Goal of the exercise:
Images embedded in the records are excluded; print everything else exactly as given.

Material shown:
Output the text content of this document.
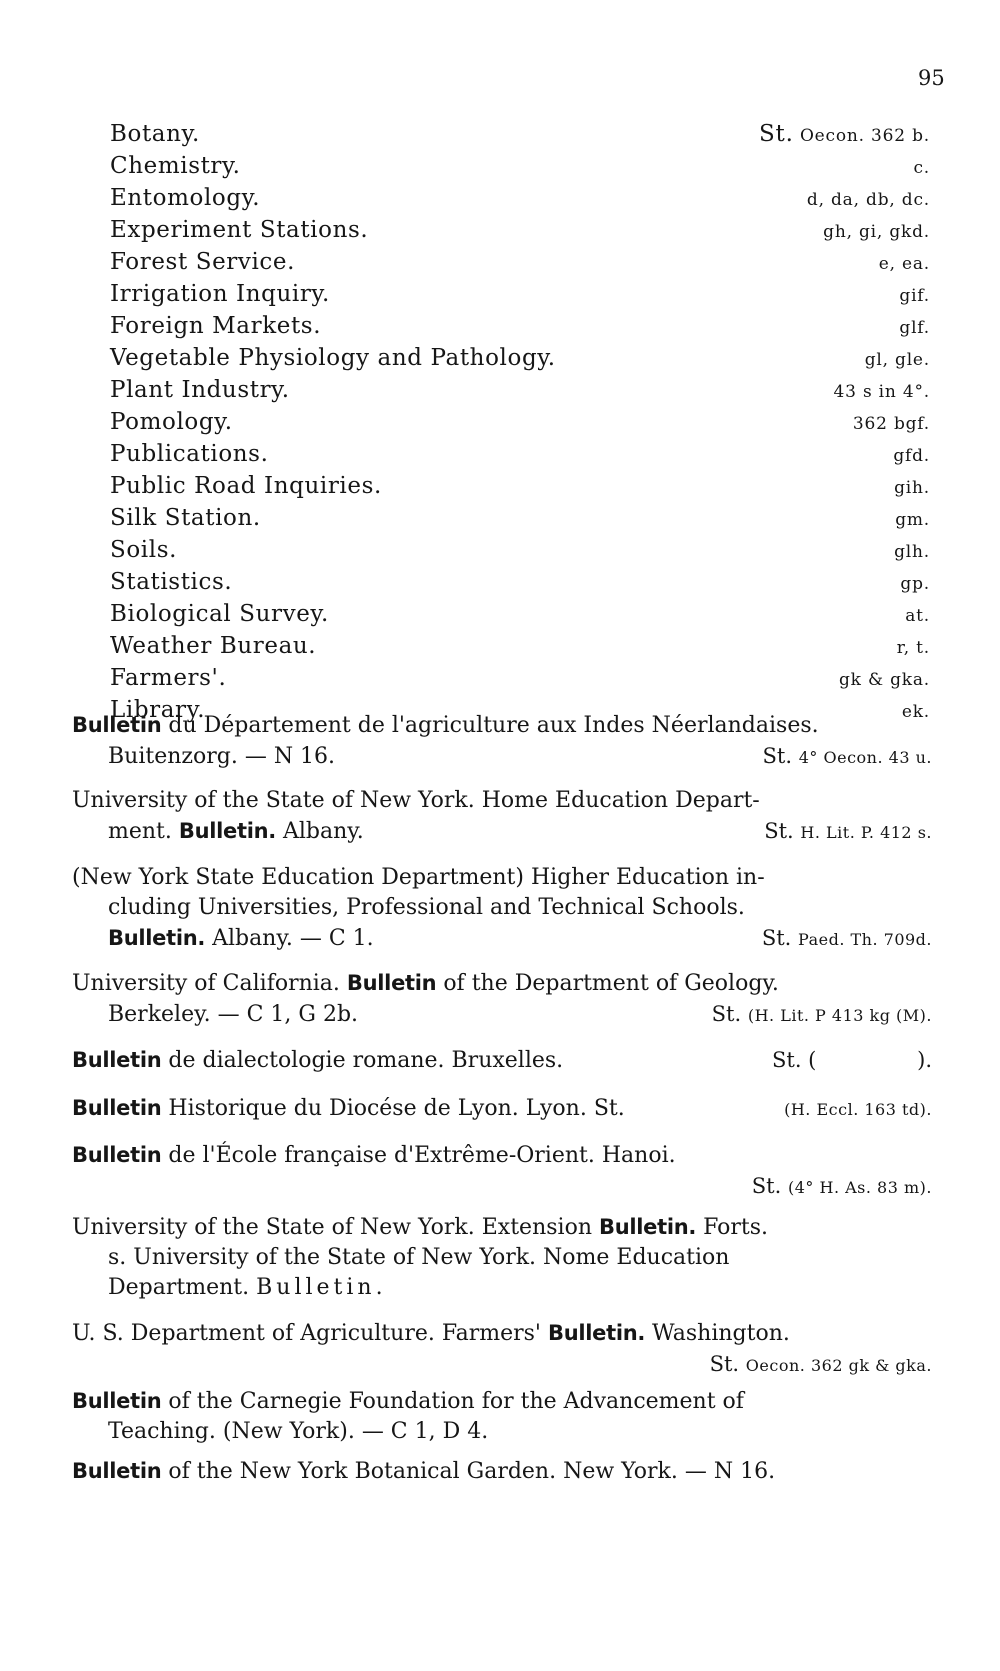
95
Botany.	St. Oecon. 362 b.
Chemistry.	c.
Entomology.	d, da, db, dc.
Experiment Stations.	gh, gi, gkd.
Forest Service.	e, ea.
Irrigation Inquiry.	gif.
Foreign Markets.	glf.
Vegetable Physiology and Pathology.	gl, gle.
Plant Industry.	43 s in 4°.
Pomology.	362 bgf.
Publications.	gfd.
Public Road Inquiries.	gih.
Silk Station.	gm.
Soils.	glh.
Statistics.	gp.
Biological Survey.	at.
Weather Bureau.	r, t.
Farmers'.	gk & gka.
Library.	ek.
Bulletin du Département de l'agriculture aux Indes Néerlandaises.
Buitenzorg. — N 16.	St. 4° Oecon. 43 u.
University of the State of New York. Home Education Depart-
ment. Bulletin. Albany.	St. H. Lit. P. 412 s.
(New York State Education Department) Higher Education in-
cluding Universities, Professional and Technical Schools.
Bulletin. Albany. — C 1.	St. Paed. Th. 709d.
University of California. Bulletin of the Department of Geology.
Berkeley. — C 1, G 2b.	St. (H. Lit. P 413 kg (M).
Bulletin de dialectologie romane. Bruxelles.	St. (	).
Bulletin Historique du Diocése de Lyon. Lyon. St.	(H. Eccl. 163 td).
Bulletin de l'École française d'Extrême-Orient. Hanoi.
St. (4° H. As. 83 m).
University of the State of New York. Extension Bulletin. Forts.
s. University of the State of New York. Nome Education
Department. Bulletin.
U. S. Department of Agriculture. Farmers' Bulletin. Washington.
St. Oecon. 362 gk & gka.
Bulletin of the Carnegie Foundation for the Advancement of
Teaching. (New York). — C 1, D 4.
Bulletin of the New York Botanical Garden. New York. — N 16.
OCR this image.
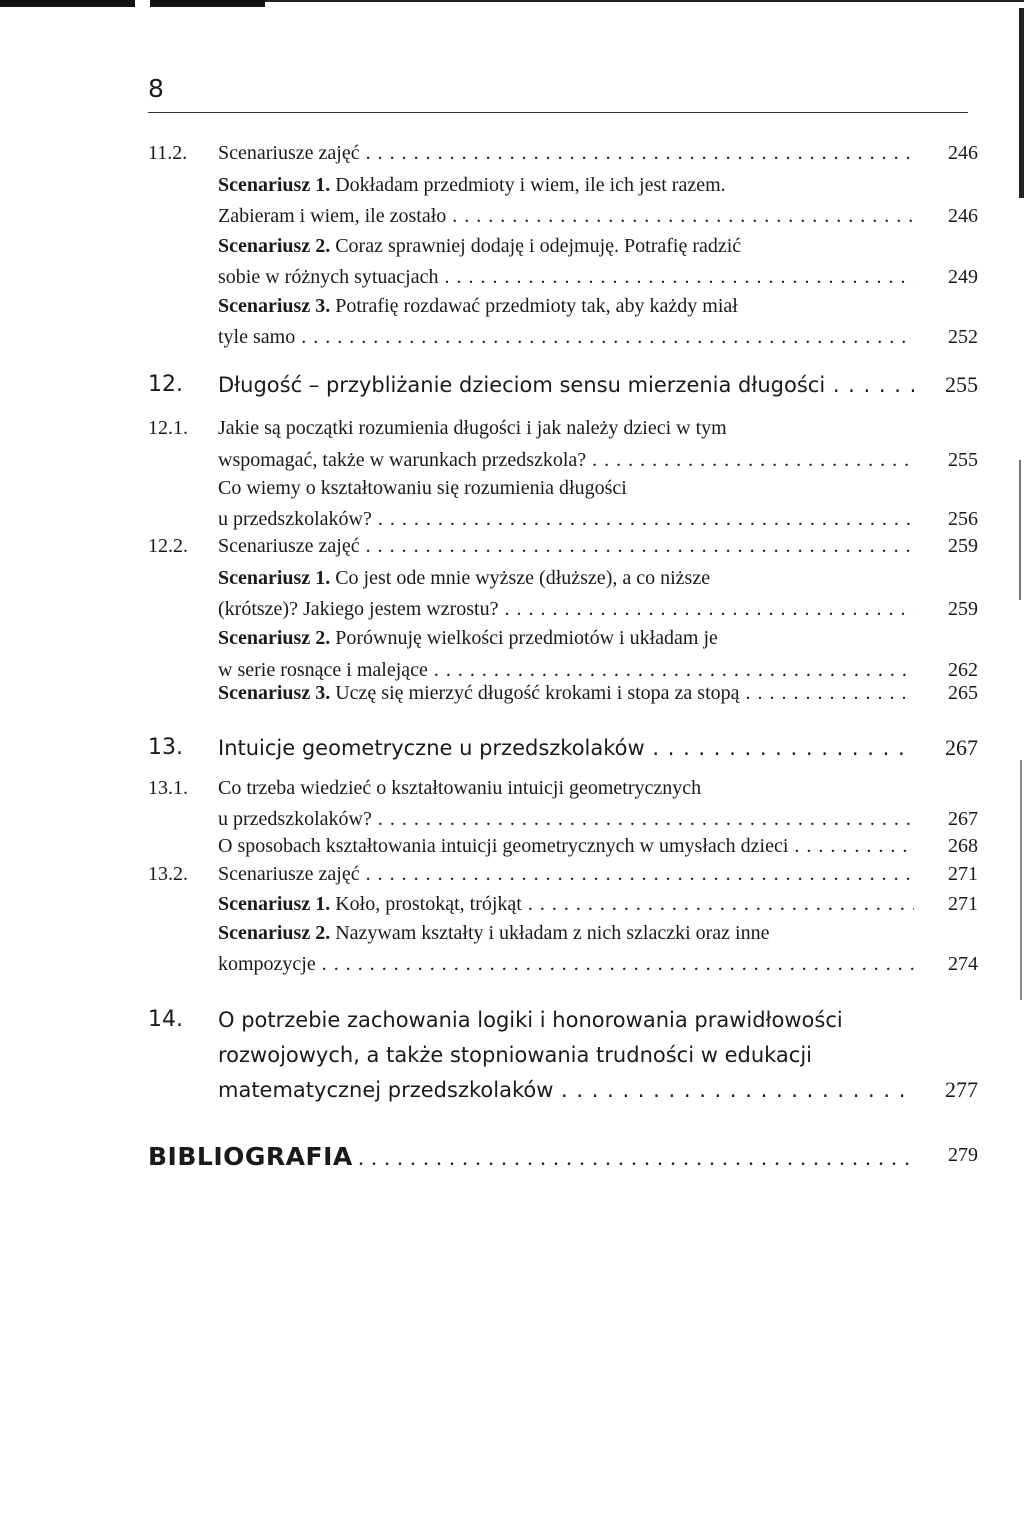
8
11.2. Scenariusze zajęć . . .	246
Scenariusz 1. Dokładam przedmioty i wiem, ile ich jest razem.
Zabieram i wiem, ile zostało . . .	246
Scenariusz 2. Coraz sprawniej dodaję i odejmuję. Potrafię radzić
sobie w różnych sytuacjach . . .	249
Scenariusz 3. Potrafię rozdawać przedmioty tak, aby każdy miał
tyle samo . . .	252
12. Długość – przybliżanie dzieciom sensu mierzenia długości . . .	255
12.1. Jakie są początki rozumienia długości i jak należy dzieci w tym
wspomagać, także w warunkach przedszkola? . . .	255
Co wiemy o kształtowaniu się rozumienia długości
u przedszkolaków? . . .	256
12.2. Scenariusze zajęć . . .	259
Scenariusz 1. Co jest ode mnie wyższe (dłuższe), a co niższe
(krótsze)? Jakiego jestem wzrostu? . . .	259
Scenariusz 2. Porównuję wielkości przedmiotów i układam je
w serie rosnące i malejące . . .	262
Scenariusz 3. Uczę się mierzyć długość krokami i stopa za stopą . . .	265
13. Intuicje geometryczne u przedszkolaków . . .	267
13.1. Co trzeba wiedzieć o kształtowaniu intuicji geometrycznych
u przedszkolaków? . . .	267
O sposobach kształtowania intuicji geometrycznych w umysłach dzieci . . .	268
13.2. Scenariusze zajęć . . .	271
Scenariusz 1. Koło, prostokąt, trójkąt . . .	271
Scenariusz 2. Nazywam kształty i układam z nich szlaczki oraz inne
kompozycje . . .	274
14. O potrzebie zachowania logiki i honorowania prawidłowości
rozwojowych, a także stopniowania trudności w edukacji
matematycznej przedszkolaków . . .	277
BIBLIOGRAFIA . . .	279
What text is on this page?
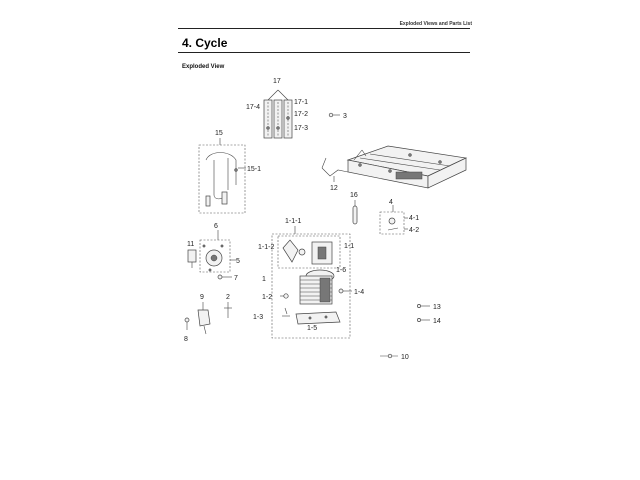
Exploded Views and Parts List
4. Cycle
Exploded View
17
17-4
17-1
17-2
17-3
3
15
15-1
12
16
4
4-1
4-2
1-1-1
1-1-2	1-1
1-6
1
1-2
1-4
1-3
1-5
6
11
5
7
9	2
8
13
14
10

Solution:
Output the text content of this document.
95
Botany.	St. Oecon. 362 b.
Chemistry.	c.
Entomology.	d, da, db, dc.
Experiment Stations.	gh, gi, gkd.
Forest Service.	e, ea.
Irrigation Inquiry.	gif.
Foreign Markets.	glf.
Vegetable Physiology and Pathology.	gl, gle.
Plant Industry.	43 s in 4°.
Pomology.	362 bgf.
Publications.	gfd.
Public Road Inquiries.	gih.
Silk Station.	gm.
Soils.	glh.
Statistics.	gp.
Biological Survey.	at.
Weather Bureau.	r, t.
Farmers'.	gk & gka.
Library.	ek.
Bulletin du Département de l'agriculture aux Indes Néerlandaises.
Buitenzorg. — N 16.	St. 4° Oecon. 43 u.
University of the State of New York. Home Education Depart-
ment. Bulletin. Albany.	St. H. Lit. P. 412 s.
(New York State Education Department) Higher Education in-
cluding Universities, Professional and Technical Schools.
Bulletin. Albany. — C 1.	St. Paed. Th. 709d.
University of California. Bulletin of the Department of Geology.
Berkeley. — C 1, G 2b.	St. (H. Lit. P 413 kg (M).
Bulletin de dialectologie romane. Bruxelles.	St. (	).
Bulletin Historique du Diocése de Lyon. Lyon. St.	(H. Eccl. 163 td).
Bulletin de l'École française d'Extrême-Orient. Hanoi.
St. (4° H. As. 83 m).
University of the State of New York. Extension Bulletin. Forts.
s. University of the State of New York. Nome Education
Department. Bulletin.
U. S. Department of Agriculture. Farmers' Bulletin. Washington.
St. Oecon. 362 gk & gka.
Bulletin of the Carnegie Foundation for the Advancement of
Teaching. (New York). — C 1, D 4.
Bulletin of the New York Botanical Garden. New York. — N 16.
OCR this image.
8
11.2. Scenariusze zajęć . . .	246
Scenariusz 1. Dokładam przedmioty i wiem, ile ich jest razem.
Zabieram i wiem, ile zostało . . .	246
Scenariusz 2. Coraz sprawniej dodaję i odejmuję. Potrafię radzić
sobie w różnych sytuacjach . . .	249
Scenariusz 3. Potrafię rozdawać przedmioty tak, aby każdy miał
tyle samo . . .	252
12. Długość – przybliżanie dzieciom sensu mierzenia długości . . .	255
12.1. Jakie są początki rozumienia długości i jak należy dzieci w tym
wspomagać, także w warunkach przedszkola? . . .	255
Co wiemy o kształtowaniu się rozumienia długości
u przedszkolaków? . . .	256
12.2. Scenariusze zajęć . . .	259
Scenariusz 1. Co jest ode mnie wyższe (dłuższe), a co niższe
(krótsze)? Jakiego jestem wzrostu? . . .	259
Scenariusz 2. Porównuję wielkości przedmiotów i układam je
w serie rosnące i malejące . . .	262
Scenariusz 3. Uczę się mierzyć długość krokami i stopa za stopą . . .	265
13. Intuicje geometryczne u przedszkolaków . . .	267
13.1. Co trzeba wiedzieć o kształtowaniu intuicji geometrycznych
u przedszkolaków? . . .	267
O sposobach kształtowania intuicji geometrycznych w umysłach dzieci . . .	268
13.2. Scenariusze zajęć . . .	271
Scenariusz 1. Koło, prostokąt, trójkąt . . .	271
Scenariusz 2. Nazywam kształty i układam z nich szlaczki oraz inne
kompozycje . . .	274
14. O potrzebie zachowania logiki i honorowania prawidłowości
rozwojowych, a także stopniowania trudności w edukacji
matematycznej przedszkolaków . . .	277
BIBLIOGRAFIA . . .	279
What text is on this page?
Exploded Views and Parts List
4. Cycle
Exploded View
17
17-4
17-1
17-2
17-3
3
15
15-1
12
16
4
4-1
4-2
1-1-1
1-1-2	1-1
1-6
1
1-2
1-4
1-3
1-5
6
11
5
7
9	2
8
13
14
10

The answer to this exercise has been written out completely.